*Records for this task*.
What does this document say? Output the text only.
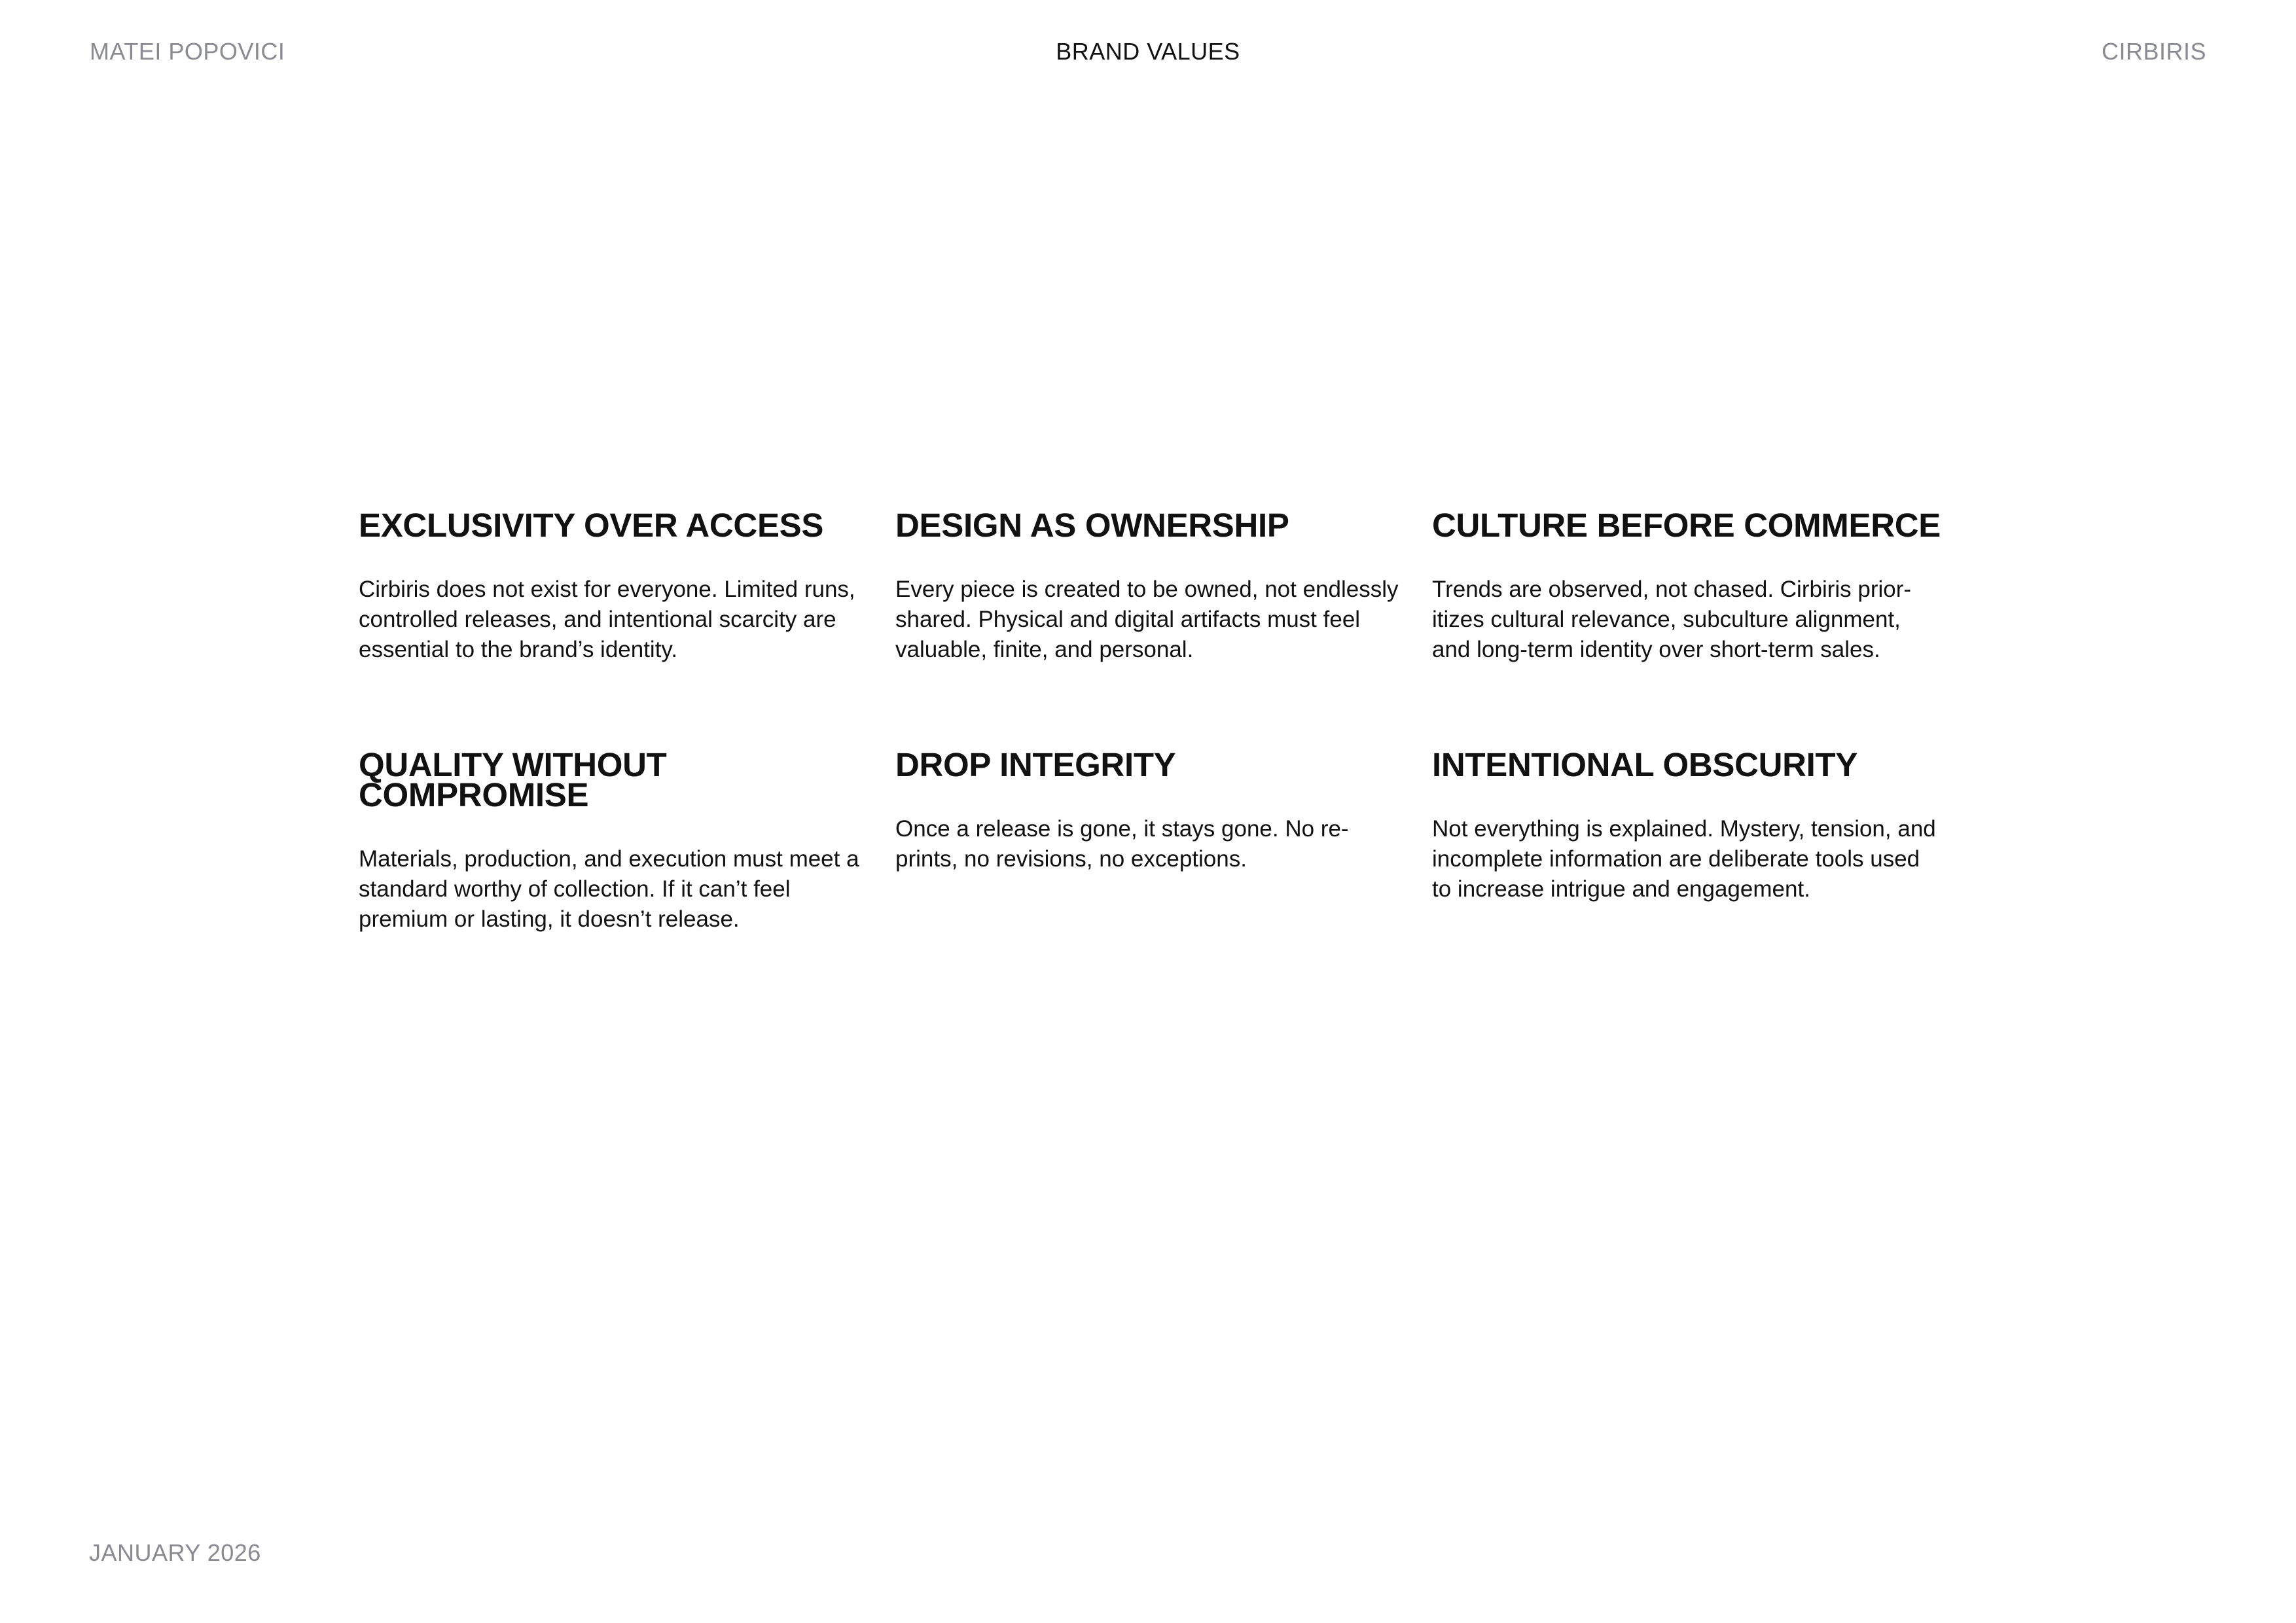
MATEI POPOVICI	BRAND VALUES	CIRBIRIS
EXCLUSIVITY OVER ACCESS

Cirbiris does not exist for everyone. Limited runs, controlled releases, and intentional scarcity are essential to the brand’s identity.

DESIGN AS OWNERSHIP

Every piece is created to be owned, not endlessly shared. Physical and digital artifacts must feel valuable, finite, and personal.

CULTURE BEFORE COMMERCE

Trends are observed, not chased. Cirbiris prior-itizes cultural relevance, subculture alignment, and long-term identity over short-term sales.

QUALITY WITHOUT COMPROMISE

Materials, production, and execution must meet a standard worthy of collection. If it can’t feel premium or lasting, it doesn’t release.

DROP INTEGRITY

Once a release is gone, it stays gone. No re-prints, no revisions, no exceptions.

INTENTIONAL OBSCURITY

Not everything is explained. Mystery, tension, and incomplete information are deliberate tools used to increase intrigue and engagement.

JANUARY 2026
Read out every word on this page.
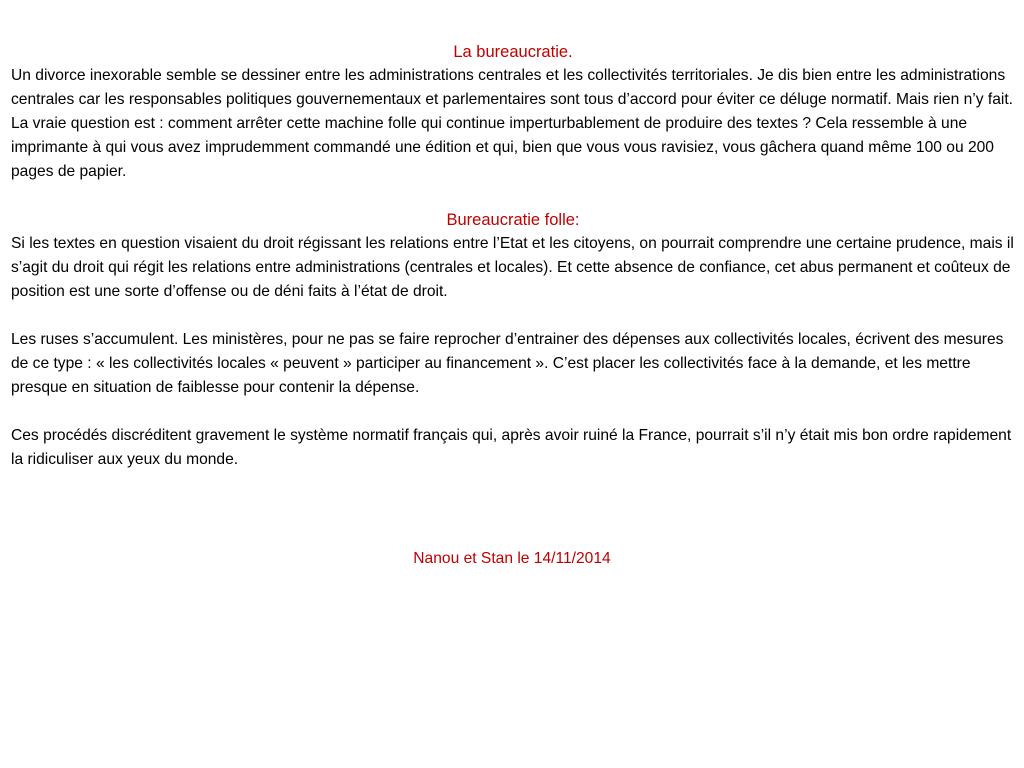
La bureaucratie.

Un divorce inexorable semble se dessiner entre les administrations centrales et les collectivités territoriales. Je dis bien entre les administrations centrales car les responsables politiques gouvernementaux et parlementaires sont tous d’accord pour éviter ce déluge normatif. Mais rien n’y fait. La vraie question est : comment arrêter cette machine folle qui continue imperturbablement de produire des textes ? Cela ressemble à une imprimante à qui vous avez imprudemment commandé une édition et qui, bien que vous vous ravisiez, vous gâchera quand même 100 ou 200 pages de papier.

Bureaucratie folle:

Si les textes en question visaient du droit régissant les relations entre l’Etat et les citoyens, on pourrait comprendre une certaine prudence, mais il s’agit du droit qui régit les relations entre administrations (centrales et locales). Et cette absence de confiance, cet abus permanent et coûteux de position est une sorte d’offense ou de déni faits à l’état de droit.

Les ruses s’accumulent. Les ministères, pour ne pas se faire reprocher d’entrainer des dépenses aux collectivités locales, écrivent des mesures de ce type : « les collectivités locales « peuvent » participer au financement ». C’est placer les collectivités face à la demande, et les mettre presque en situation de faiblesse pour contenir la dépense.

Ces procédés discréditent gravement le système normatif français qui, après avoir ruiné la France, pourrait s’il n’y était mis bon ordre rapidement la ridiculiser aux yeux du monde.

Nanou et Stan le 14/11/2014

*The task*. Where a line in the entries holds "feel", copy that line.

*The answer*.
Every piece is created to be owned, not endlessly shared. Physical and digital artifacts must feel valuable, finite, and personal.
Materials, production, and execution must meet a standard worthy of collection. If it can’t feel premium or lasting, it doesn’t release.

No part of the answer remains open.